Exercise goal: Pictures do not belong in the copy, so please give every entry below again exactly.

------ Extracted data ------

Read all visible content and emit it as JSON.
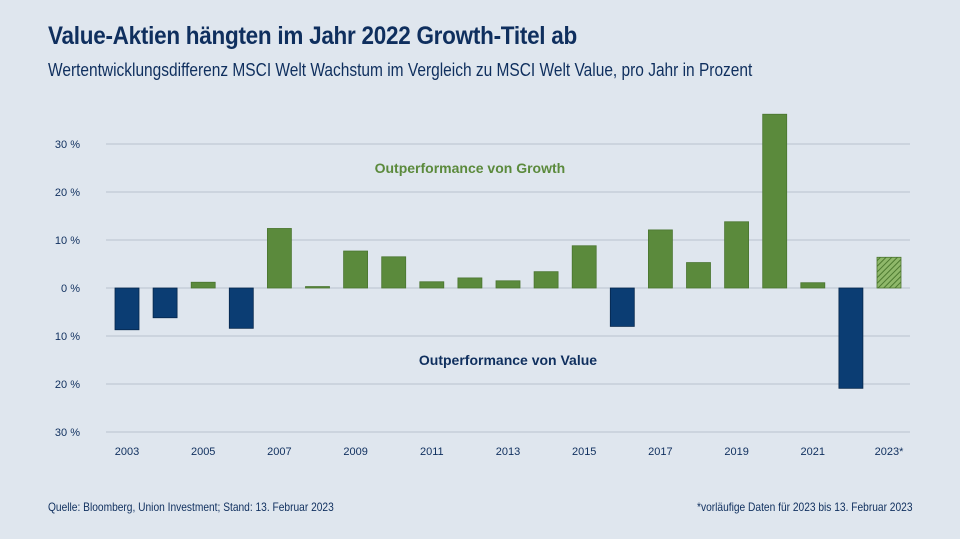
{
  "header": {
    "title": "Value-Aktien hängten im Jahr 2022 Growth-Titel ab",
    "subtitle": "Wertentwicklungsdifferenz MSCI Welt Wachstum im Vergleich zu MSCI Welt Value, pro Jahr in Prozent"
  },
  "footer": {
    "source": "Quelle: Bloomberg, Union Investment; Stand: 13. Februar 2023",
    "note": "*vorläufige Daten für 2023 bis 13. Februar 2023"
  },
  "colors": {
    "growth": "#5b8a3c",
    "value": "#0b3d73",
    "grid": "#b9c3cf",
    "text": "#0f2f5e"
  },
  "chart_data": {
    "type": "bar",
    "title": "Value-Aktien hängten im Jahr 2022 Growth-Titel ab",
    "subtitle": "Wertentwicklungsdifferenz MSCI Welt Wachstum im Vergleich zu MSCI Welt Value, pro Jahr in Prozent",
    "xlabel": "",
    "ylabel": "",
    "categories": [
      "2003",
      "2004",
      "2005",
      "2006",
      "2007",
      "2008",
      "2009",
      "2010",
      "2011",
      "2012",
      "2013",
      "2014",
      "2015",
      "2016",
      "2017",
      "2018",
      "2019",
      "2020",
      "2021",
      "2022",
      "2023*"
    ],
    "values": [
      -8.7,
      -6.2,
      1.2,
      -8.4,
      12.4,
      0.3,
      7.7,
      6.5,
      1.3,
      2.1,
      1.5,
      3.4,
      8.8,
      -8.0,
      12.1,
      5.3,
      13.8,
      36.2,
      1.1,
      -20.9,
      6.4
    ],
    "preliminary": [
      false,
      false,
      false,
      false,
      false,
      false,
      false,
      false,
      false,
      false,
      false,
      false,
      false,
      false,
      false,
      false,
      false,
      false,
      false,
      false,
      true
    ],
    "ylim": [
      -30,
      36
    ],
    "yticks": [
      30,
      20,
      10,
      0,
      -10,
      -20,
      -30
    ],
    "ytick_labels": [
      "30 %",
      "20 %",
      "10 %",
      "0 %",
      "10 %",
      "20 %",
      "30 %"
    ],
    "xtick_labels_shown": [
      "2003",
      "2005",
      "2007",
      "2009",
      "2011",
      "2013",
      "2015",
      "2017",
      "2019",
      "2021",
      "2023*"
    ],
    "grid": true,
    "annotations": [
      {
        "text": "Outperformance von Growth",
        "x": "2012",
        "y": 25,
        "color": "growth"
      },
      {
        "text": "Outperformance von Value",
        "x": "2013",
        "y": -15,
        "color": "value"
      }
    ],
    "legend": "none"
  }
}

------

Task result:
Read all visible content and emit it as JSON.
{
  "header": {
    "title": "Value-Aktien hängten im Jahr 2022 Growth-Titel ab",
    "subtitle": "Wertentwicklungsdifferenz MSCI Welt Wachstum im Vergleich zu MSCI Welt Value, pro Jahr in Prozent"
  },
  "footer": {
    "source": "Quelle: Bloomberg, Union Investment; Stand: 13. Februar 2023",
    "note": "*vorläufige Daten für 2023 bis 13. Februar 2023"
  },
  "colors": {
    "growth": "#5b8a3c",
    "value": "#0b3d73",
    "grid": "#b9c3cf",
    "text": "#0f2f5e"
  },
  "chart_data": {
    "type": "bar",
    "title": "Value-Aktien hängten im Jahr 2022 Growth-Titel ab",
    "subtitle": "Wertentwicklungsdifferenz MSCI Welt Wachstum im Vergleich zu MSCI Welt Value, pro Jahr in Prozent",
    "xlabel": "",
    "ylabel": "",
    "categories": [
      "2003",
      "2004",
      "2005",
      "2006",
      "2007",
      "2008",
      "2009",
      "2010",
      "2011",
      "2012",
      "2013",
      "2014",
      "2015",
      "2016",
      "2017",
      "2018",
      "2019",
      "2020",
      "2021",
      "2022",
      "2023*"
    ],
    "values": [
      -8.7,
      -6.2,
      1.2,
      -8.4,
      12.4,
      0.3,
      7.7,
      6.5,
      1.3,
      2.1,
      1.5,
      3.4,
      8.8,
      -8.0,
      12.1,
      5.3,
      13.8,
      36.2,
      1.1,
      -20.9,
      6.4
    ],
    "preliminary": [
      false,
      false,
      false,
      false,
      false,
      false,
      false,
      false,
      false,
      false,
      false,
      false,
      false,
      false,
      false,
      false,
      false,
      false,
      false,
      false,
      true
    ],
    "ylim": [
      -30,
      36
    ],
    "yticks": [
      30,
      20,
      10,
      0,
      -10,
      -20,
      -30
    ],
    "ytick_labels": [
      "30 %",
      "20 %",
      "10 %",
      "0 %",
      "10 %",
      "20 %",
      "30 %"
    ],
    "xtick_labels_shown": [
      "2003",
      "2005",
      "2007",
      "2009",
      "2011",
      "2013",
      "2015",
      "2017",
      "2019",
      "2021",
      "2023*"
    ],
    "grid": true,
    "annotations": [
      {
        "text": "Outperformance von Growth",
        "x": "2012",
        "y": 25,
        "color": "growth"
      },
      {
        "text": "Outperformance von Value",
        "x": "2013",
        "y": -15,
        "color": "value"
      }
    ],
    "legend": "none"
  }
}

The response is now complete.